GIVEN PROBLEM:
Write out all of the entries exactly as given.

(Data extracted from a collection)
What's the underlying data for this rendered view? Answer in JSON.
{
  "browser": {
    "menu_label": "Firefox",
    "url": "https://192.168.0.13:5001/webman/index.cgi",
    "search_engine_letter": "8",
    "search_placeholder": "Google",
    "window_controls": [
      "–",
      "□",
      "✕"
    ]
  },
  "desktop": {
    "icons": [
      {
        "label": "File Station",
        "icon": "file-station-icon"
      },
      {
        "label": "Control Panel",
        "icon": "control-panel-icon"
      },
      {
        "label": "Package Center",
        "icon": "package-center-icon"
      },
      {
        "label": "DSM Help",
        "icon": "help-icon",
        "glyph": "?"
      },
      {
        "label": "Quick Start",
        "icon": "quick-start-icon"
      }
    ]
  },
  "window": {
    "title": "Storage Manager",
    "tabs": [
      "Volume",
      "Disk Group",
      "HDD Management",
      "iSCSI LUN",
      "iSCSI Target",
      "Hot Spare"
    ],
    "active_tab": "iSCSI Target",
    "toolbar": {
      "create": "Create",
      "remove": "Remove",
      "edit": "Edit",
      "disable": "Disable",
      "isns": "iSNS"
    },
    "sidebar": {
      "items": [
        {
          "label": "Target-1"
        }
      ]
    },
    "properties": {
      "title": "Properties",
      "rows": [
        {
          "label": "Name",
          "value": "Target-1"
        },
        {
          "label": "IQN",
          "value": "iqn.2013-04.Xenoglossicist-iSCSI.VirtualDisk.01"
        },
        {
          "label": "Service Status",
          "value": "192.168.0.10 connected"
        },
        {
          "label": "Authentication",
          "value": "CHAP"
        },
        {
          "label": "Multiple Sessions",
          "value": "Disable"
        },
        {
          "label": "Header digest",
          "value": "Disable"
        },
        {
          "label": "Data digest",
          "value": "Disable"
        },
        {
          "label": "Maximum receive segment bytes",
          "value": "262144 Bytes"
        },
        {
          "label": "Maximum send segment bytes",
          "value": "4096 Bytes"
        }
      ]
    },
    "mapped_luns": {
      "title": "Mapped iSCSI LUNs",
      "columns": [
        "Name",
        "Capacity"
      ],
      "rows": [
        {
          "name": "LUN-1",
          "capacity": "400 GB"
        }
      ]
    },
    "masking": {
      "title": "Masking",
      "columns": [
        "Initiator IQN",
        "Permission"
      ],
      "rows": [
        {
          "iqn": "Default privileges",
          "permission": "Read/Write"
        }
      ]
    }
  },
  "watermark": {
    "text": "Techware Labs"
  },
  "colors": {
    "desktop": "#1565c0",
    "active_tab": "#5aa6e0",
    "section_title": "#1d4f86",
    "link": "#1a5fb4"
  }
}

COMPLETE OUTPUT:
What's the underlying data for this rendered view? Answer in JSON.
{
  "browser": {
    "menu_label": "Firefox",
    "url": "https://192.168.0.13:5001/webman/index.cgi",
    "search_engine_letter": "8",
    "search_placeholder": "Google",
    "window_controls": [
      "–",
      "□",
      "✕"
    ]
  },
  "desktop": {
    "icons": [
      {
        "label": "File Station",
        "icon": "file-station-icon"
      },
      {
        "label": "Control Panel",
        "icon": "control-panel-icon"
      },
      {
        "label": "Package Center",
        "icon": "package-center-icon"
      },
      {
        "label": "DSM Help",
        "icon": "help-icon",
        "glyph": "?"
      },
      {
        "label": "Quick Start",
        "icon": "quick-start-icon"
      }
    ]
  },
  "window": {
    "title": "Storage Manager",
    "tabs": [
      "Volume",
      "Disk Group",
      "HDD Management",
      "iSCSI LUN",
      "iSCSI Target",
      "Hot Spare"
    ],
    "active_tab": "iSCSI Target",
    "toolbar": {
      "create": "Create",
      "remove": "Remove",
      "edit": "Edit",
      "disable": "Disable",
      "isns": "iSNS"
    },
    "sidebar": {
      "items": [
        {
          "label": "Target-1"
        }
      ]
    },
    "properties": {
      "title": "Properties",
      "rows": [
        {
          "label": "Name",
          "value": "Target-1"
        },
        {
          "label": "IQN",
          "value": "iqn.2013-04.Xenoglossicist-iSCSI.VirtualDisk.01"
        },
        {
          "label": "Service Status",
          "value": "192.168.0.10 connected"
        },
        {
          "label": "Authentication",
          "value": "CHAP"
        },
        {
          "label": "Multiple Sessions",
          "value": "Disable"
        },
        {
          "label": "Header digest",
          "value": "Disable"
        },
        {
          "label": "Data digest",
          "value": "Disable"
        },
        {
          "label": "Maximum receive segment bytes",
          "value": "262144 Bytes"
        },
        {
          "label": "Maximum send segment bytes",
          "value": "4096 Bytes"
        }
      ]
    },
    "mapped_luns": {
      "title": "Mapped iSCSI LUNs",
      "columns": [
        "Name",
        "Capacity"
      ],
      "rows": [
        {
          "name": "LUN-1",
          "capacity": "400 GB"
        }
      ]
    },
    "masking": {
      "title": "Masking",
      "columns": [
        "Initiator IQN",
        "Permission"
      ],
      "rows": [
        {
          "iqn": "Default privileges",
          "permission": "Read/Write"
        }
      ]
    }
  },
  "watermark": {
    "text": "Techware Labs"
  },
  "colors": {
    "desktop": "#1565c0",
    "active_tab": "#5aa6e0",
    "section_title": "#1d4f86",
    "link": "#1a5fb4"
  }
}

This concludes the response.